* **Directions**
Find the lines with the string "doing" and return them.
─── Information shown ───
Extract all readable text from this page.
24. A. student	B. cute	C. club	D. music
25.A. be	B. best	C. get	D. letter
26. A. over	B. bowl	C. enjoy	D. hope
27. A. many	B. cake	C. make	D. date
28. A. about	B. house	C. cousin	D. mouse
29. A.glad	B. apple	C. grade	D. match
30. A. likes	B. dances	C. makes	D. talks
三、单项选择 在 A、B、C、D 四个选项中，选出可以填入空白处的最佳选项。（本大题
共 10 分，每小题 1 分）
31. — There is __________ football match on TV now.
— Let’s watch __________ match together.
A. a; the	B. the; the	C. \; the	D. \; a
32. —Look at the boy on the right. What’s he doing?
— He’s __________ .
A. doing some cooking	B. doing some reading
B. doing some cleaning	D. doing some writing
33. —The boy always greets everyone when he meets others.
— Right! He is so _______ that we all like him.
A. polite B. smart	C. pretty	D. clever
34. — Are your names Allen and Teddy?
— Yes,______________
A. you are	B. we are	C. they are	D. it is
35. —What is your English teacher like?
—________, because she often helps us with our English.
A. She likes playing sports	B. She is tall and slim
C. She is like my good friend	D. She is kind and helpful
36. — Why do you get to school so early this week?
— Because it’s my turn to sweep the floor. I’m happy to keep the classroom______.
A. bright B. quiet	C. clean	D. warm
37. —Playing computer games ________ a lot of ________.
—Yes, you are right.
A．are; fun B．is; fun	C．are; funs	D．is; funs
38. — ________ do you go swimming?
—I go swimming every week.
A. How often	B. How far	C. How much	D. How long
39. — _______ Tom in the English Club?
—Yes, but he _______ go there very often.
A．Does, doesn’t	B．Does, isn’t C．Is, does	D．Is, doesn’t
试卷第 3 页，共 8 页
───
─── Information shown ───
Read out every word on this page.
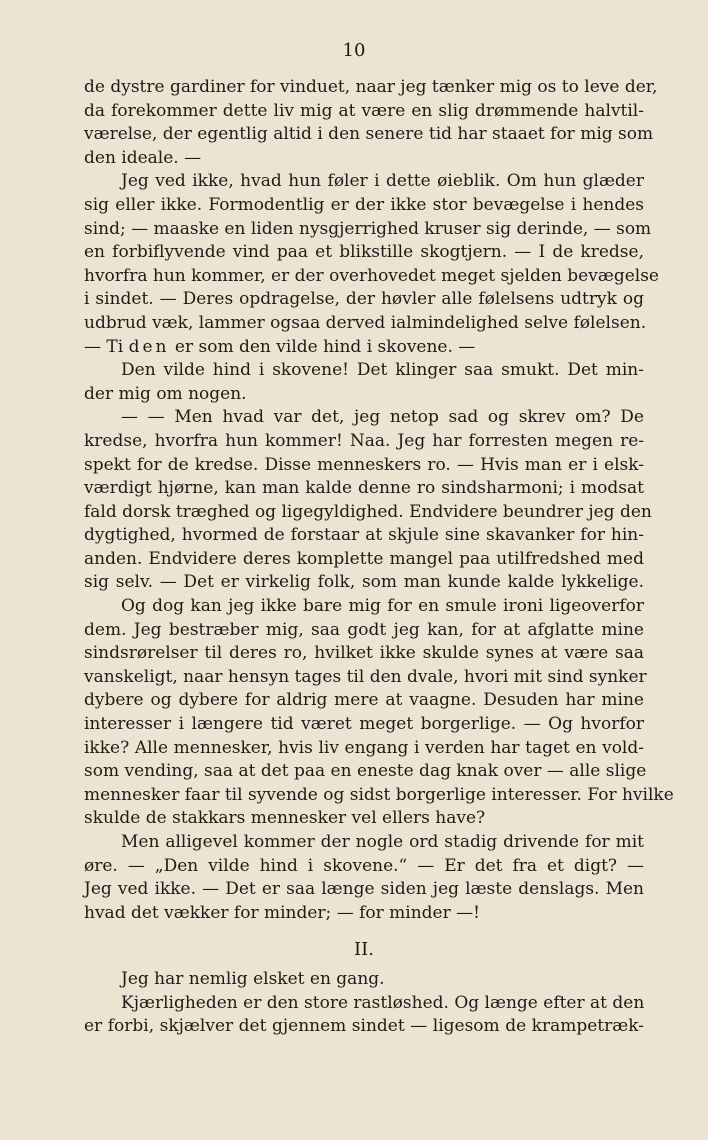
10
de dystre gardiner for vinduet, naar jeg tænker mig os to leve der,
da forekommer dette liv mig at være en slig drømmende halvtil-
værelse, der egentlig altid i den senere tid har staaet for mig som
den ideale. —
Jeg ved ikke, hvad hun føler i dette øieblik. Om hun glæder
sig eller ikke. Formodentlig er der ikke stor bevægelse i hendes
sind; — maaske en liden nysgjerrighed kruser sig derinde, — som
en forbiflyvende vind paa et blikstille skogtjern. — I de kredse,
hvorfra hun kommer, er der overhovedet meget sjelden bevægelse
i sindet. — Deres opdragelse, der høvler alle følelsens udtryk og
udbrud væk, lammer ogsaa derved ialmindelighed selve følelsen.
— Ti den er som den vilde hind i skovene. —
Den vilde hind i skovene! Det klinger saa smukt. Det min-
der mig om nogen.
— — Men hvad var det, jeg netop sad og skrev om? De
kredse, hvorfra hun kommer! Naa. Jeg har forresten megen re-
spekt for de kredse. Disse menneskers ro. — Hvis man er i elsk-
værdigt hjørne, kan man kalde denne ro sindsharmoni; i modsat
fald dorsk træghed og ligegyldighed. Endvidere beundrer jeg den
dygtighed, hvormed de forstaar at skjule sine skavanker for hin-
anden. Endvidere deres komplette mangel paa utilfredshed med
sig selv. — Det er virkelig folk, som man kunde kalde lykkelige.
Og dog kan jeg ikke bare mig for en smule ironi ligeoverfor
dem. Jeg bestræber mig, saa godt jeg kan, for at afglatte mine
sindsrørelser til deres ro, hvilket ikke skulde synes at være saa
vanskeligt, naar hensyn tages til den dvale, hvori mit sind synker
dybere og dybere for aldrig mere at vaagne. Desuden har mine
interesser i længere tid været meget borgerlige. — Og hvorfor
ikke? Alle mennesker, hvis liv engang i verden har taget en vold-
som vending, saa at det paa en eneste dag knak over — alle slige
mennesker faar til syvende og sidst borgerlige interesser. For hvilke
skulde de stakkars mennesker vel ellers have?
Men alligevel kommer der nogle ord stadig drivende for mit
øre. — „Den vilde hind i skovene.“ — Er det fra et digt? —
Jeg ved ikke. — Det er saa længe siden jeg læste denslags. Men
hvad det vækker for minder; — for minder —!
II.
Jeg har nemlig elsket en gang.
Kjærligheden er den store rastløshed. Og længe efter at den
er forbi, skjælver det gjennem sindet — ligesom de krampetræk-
───
* **Answer to this problem**
32. —Look at the boy on the right. What’s he doing?
A. doing some cooking	B. doing some reading
B. doing some cleaning	D. doing some writing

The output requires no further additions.